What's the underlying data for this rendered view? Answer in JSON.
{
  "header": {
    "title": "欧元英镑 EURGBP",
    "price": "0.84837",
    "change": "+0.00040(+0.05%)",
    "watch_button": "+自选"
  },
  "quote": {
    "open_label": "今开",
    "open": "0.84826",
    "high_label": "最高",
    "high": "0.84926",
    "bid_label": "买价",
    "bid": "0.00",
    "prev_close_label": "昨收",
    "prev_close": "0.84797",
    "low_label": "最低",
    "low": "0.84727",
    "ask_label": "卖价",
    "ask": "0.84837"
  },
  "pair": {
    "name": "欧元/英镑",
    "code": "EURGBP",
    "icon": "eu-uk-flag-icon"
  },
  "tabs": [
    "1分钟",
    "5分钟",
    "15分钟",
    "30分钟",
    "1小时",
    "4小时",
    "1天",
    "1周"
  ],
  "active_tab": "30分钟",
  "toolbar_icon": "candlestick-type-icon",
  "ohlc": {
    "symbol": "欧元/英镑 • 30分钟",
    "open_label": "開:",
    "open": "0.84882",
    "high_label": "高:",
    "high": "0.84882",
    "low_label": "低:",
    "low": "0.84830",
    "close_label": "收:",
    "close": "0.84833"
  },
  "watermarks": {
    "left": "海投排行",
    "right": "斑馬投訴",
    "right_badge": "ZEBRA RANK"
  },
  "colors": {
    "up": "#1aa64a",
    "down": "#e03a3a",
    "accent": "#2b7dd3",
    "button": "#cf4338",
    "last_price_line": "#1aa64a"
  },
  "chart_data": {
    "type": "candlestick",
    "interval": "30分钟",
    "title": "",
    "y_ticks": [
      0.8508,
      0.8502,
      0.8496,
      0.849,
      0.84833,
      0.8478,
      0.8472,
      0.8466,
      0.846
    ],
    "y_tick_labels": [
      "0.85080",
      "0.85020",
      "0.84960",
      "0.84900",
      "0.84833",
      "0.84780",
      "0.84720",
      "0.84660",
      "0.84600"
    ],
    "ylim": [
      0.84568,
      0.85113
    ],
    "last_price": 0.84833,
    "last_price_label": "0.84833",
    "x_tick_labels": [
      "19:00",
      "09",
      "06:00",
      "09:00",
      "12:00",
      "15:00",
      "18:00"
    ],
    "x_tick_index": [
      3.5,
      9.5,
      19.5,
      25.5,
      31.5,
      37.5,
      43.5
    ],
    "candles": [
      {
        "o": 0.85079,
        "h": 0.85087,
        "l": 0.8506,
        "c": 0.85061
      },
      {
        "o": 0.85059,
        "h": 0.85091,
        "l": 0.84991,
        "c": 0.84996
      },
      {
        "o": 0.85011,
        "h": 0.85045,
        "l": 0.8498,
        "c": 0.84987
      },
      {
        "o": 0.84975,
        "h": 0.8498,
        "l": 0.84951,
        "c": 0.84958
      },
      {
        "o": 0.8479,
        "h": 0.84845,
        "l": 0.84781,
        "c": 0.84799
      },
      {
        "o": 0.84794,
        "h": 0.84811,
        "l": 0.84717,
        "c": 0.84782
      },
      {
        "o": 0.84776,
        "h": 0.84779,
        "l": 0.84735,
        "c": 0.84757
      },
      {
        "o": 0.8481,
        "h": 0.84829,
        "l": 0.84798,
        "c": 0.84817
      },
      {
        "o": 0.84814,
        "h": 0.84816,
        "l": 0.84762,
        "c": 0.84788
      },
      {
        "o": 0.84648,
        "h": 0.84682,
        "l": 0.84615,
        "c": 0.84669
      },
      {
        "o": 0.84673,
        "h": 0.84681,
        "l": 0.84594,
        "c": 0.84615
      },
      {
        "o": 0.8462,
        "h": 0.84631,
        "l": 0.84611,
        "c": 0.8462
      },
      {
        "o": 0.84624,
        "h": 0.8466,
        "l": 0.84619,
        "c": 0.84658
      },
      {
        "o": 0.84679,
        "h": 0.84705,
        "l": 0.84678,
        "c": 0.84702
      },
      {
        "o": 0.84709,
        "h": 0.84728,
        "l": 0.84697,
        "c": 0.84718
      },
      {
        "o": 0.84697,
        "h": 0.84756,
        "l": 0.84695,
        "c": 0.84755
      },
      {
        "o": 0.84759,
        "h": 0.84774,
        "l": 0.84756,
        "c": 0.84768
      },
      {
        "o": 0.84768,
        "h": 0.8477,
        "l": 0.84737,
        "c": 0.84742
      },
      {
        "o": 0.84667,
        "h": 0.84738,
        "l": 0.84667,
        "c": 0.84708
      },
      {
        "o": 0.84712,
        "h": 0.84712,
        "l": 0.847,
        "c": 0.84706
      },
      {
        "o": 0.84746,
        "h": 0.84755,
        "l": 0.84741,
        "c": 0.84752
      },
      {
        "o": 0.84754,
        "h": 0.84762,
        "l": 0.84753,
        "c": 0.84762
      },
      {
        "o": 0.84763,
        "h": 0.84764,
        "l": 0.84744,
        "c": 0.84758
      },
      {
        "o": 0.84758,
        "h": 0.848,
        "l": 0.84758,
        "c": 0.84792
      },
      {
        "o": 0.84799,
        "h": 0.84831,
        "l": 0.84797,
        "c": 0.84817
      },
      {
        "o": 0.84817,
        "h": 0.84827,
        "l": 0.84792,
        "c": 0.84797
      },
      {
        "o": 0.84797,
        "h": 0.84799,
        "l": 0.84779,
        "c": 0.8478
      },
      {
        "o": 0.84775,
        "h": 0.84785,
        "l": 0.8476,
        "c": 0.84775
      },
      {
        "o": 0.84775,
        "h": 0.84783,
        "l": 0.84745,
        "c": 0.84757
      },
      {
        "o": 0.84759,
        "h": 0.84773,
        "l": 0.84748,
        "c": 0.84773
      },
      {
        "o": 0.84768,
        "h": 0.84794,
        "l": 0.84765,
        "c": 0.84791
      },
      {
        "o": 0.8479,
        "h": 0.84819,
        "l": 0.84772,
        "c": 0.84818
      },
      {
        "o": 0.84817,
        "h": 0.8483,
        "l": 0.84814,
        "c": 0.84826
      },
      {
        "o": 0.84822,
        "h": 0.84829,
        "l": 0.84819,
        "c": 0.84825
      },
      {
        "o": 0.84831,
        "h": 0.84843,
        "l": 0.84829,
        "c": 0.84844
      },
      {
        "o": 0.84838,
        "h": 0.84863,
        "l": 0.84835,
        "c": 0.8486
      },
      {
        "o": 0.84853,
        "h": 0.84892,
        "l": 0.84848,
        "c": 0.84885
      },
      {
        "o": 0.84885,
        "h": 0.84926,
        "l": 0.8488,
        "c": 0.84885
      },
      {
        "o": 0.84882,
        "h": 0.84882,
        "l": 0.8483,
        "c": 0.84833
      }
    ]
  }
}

* Exercise instructions: Exactly as shown above, return every record.

* Output below:
What's the underlying data for this rendered view? Answer in JSON.
{
  "header": {
    "title": "欧元英镑 EURGBP",
    "price": "0.84837",
    "change": "+0.00040(+0.05%)",
    "watch_button": "+自选"
  },
  "quote": {
    "open_label": "今开",
    "open": "0.84826",
    "high_label": "最高",
    "high": "0.84926",
    "bid_label": "买价",
    "bid": "0.00",
    "prev_close_label": "昨收",
    "prev_close": "0.84797",
    "low_label": "最低",
    "low": "0.84727",
    "ask_label": "卖价",
    "ask": "0.84837"
  },
  "pair": {
    "name": "欧元/英镑",
    "code": "EURGBP",
    "icon": "eu-uk-flag-icon"
  },
  "tabs": [
    "1分钟",
    "5分钟",
    "15分钟",
    "30分钟",
    "1小时",
    "4小时",
    "1天",
    "1周"
  ],
  "active_tab": "30分钟",
  "toolbar_icon": "candlestick-type-icon",
  "ohlc": {
    "symbol": "欧元/英镑 • 30分钟",
    "open_label": "開:",
    "open": "0.84882",
    "high_label": "高:",
    "high": "0.84882",
    "low_label": "低:",
    "low": "0.84830",
    "close_label": "收:",
    "close": "0.84833"
  },
  "watermarks": {
    "left": "海投排行",
    "right": "斑馬投訴",
    "right_badge": "ZEBRA RANK"
  },
  "colors": {
    "up": "#1aa64a",
    "down": "#e03a3a",
    "accent": "#2b7dd3",
    "button": "#cf4338",
    "last_price_line": "#1aa64a"
  },
  "chart_data": {
    "type": "candlestick",
    "interval": "30分钟",
    "title": "",
    "y_ticks": [
      0.8508,
      0.8502,
      0.8496,
      0.849,
      0.84833,
      0.8478,
      0.8472,
      0.8466,
      0.846
    ],
    "y_tick_labels": [
      "0.85080",
      "0.85020",
      "0.84960",
      "0.84900",
      "0.84833",
      "0.84780",
      "0.84720",
      "0.84660",
      "0.84600"
    ],
    "ylim": [
      0.84568,
      0.85113
    ],
    "last_price": 0.84833,
    "last_price_label": "0.84833",
    "x_tick_labels": [
      "19:00",
      "09",
      "06:00",
      "09:00",
      "12:00",
      "15:00",
      "18:00"
    ],
    "x_tick_index": [
      3.5,
      9.5,
      19.5,
      25.5,
      31.5,
      37.5,
      43.5
    ],
    "candles": [
      {
        "o": 0.85079,
        "h": 0.85087,
        "l": 0.8506,
        "c": 0.85061
      },
      {
        "o": 0.85059,
        "h": 0.85091,
        "l": 0.84991,
        "c": 0.84996
      },
      {
        "o": 0.85011,
        "h": 0.85045,
        "l": 0.8498,
        "c": 0.84987
      },
      {
        "o": 0.84975,
        "h": 0.8498,
        "l": 0.84951,
        "c": 0.84958
      },
      {
        "o": 0.8479,
        "h": 0.84845,
        "l": 0.84781,
        "c": 0.84799
      },
      {
        "o": 0.84794,
        "h": 0.84811,
        "l": 0.84717,
        "c": 0.84782
      },
      {
        "o": 0.84776,
        "h": 0.84779,
        "l": 0.84735,
        "c": 0.84757
      },
      {
        "o": 0.8481,
        "h": 0.84829,
        "l": 0.84798,
        "c": 0.84817
      },
      {
        "o": 0.84814,
        "h": 0.84816,
        "l": 0.84762,
        "c": 0.84788
      },
      {
        "o": 0.84648,
        "h": 0.84682,
        "l": 0.84615,
        "c": 0.84669
      },
      {
        "o": 0.84673,
        "h": 0.84681,
        "l": 0.84594,
        "c": 0.84615
      },
      {
        "o": 0.8462,
        "h": 0.84631,
        "l": 0.84611,
        "c": 0.8462
      },
      {
        "o": 0.84624,
        "h": 0.8466,
        "l": 0.84619,
        "c": 0.84658
      },
      {
        "o": 0.84679,
        "h": 0.84705,
        "l": 0.84678,
        "c": 0.84702
      },
      {
        "o": 0.84709,
        "h": 0.84728,
        "l": 0.84697,
        "c": 0.84718
      },
      {
        "o": 0.84697,
        "h": 0.84756,
        "l": 0.84695,
        "c": 0.84755
      },
      {
        "o": 0.84759,
        "h": 0.84774,
        "l": 0.84756,
        "c": 0.84768
      },
      {
        "o": 0.84768,
        "h": 0.8477,
        "l": 0.84737,
        "c": 0.84742
      },
      {
        "o": 0.84667,
        "h": 0.84738,
        "l": 0.84667,
        "c": 0.84708
      },
      {
        "o": 0.84712,
        "h": 0.84712,
        "l": 0.847,
        "c": 0.84706
      },
      {
        "o": 0.84746,
        "h": 0.84755,
        "l": 0.84741,
        "c": 0.84752
      },
      {
        "o": 0.84754,
        "h": 0.84762,
        "l": 0.84753,
        "c": 0.84762
      },
      {
        "o": 0.84763,
        "h": 0.84764,
        "l": 0.84744,
        "c": 0.84758
      },
      {
        "o": 0.84758,
        "h": 0.848,
        "l": 0.84758,
        "c": 0.84792
      },
      {
        "o": 0.84799,
        "h": 0.84831,
        "l": 0.84797,
        "c": 0.84817
      },
      {
        "o": 0.84817,
        "h": 0.84827,
        "l": 0.84792,
        "c": 0.84797
      },
      {
        "o": 0.84797,
        "h": 0.84799,
        "l": 0.84779,
        "c": 0.8478
      },
      {
        "o": 0.84775,
        "h": 0.84785,
        "l": 0.8476,
        "c": 0.84775
      },
      {
        "o": 0.84775,
        "h": 0.84783,
        "l": 0.84745,
        "c": 0.84757
      },
      {
        "o": 0.84759,
        "h": 0.84773,
        "l": 0.84748,
        "c": 0.84773
      },
      {
        "o": 0.84768,
        "h": 0.84794,
        "l": 0.84765,
        "c": 0.84791
      },
      {
        "o": 0.8479,
        "h": 0.84819,
        "l": 0.84772,
        "c": 0.84818
      },
      {
        "o": 0.84817,
        "h": 0.8483,
        "l": 0.84814,
        "c": 0.84826
      },
      {
        "o": 0.84822,
        "h": 0.84829,
        "l": 0.84819,
        "c": 0.84825
      },
      {
        "o": 0.84831,
        "h": 0.84843,
        "l": 0.84829,
        "c": 0.84844
      },
      {
        "o": 0.84838,
        "h": 0.84863,
        "l": 0.84835,
        "c": 0.8486
      },
      {
        "o": 0.84853,
        "h": 0.84892,
        "l": 0.84848,
        "c": 0.84885
      },
      {
        "o": 0.84885,
        "h": 0.84926,
        "l": 0.8488,
        "c": 0.84885
      },
      {
        "o": 0.84882,
        "h": 0.84882,
        "l": 0.8483,
        "c": 0.84833
      }
    ]
  }
}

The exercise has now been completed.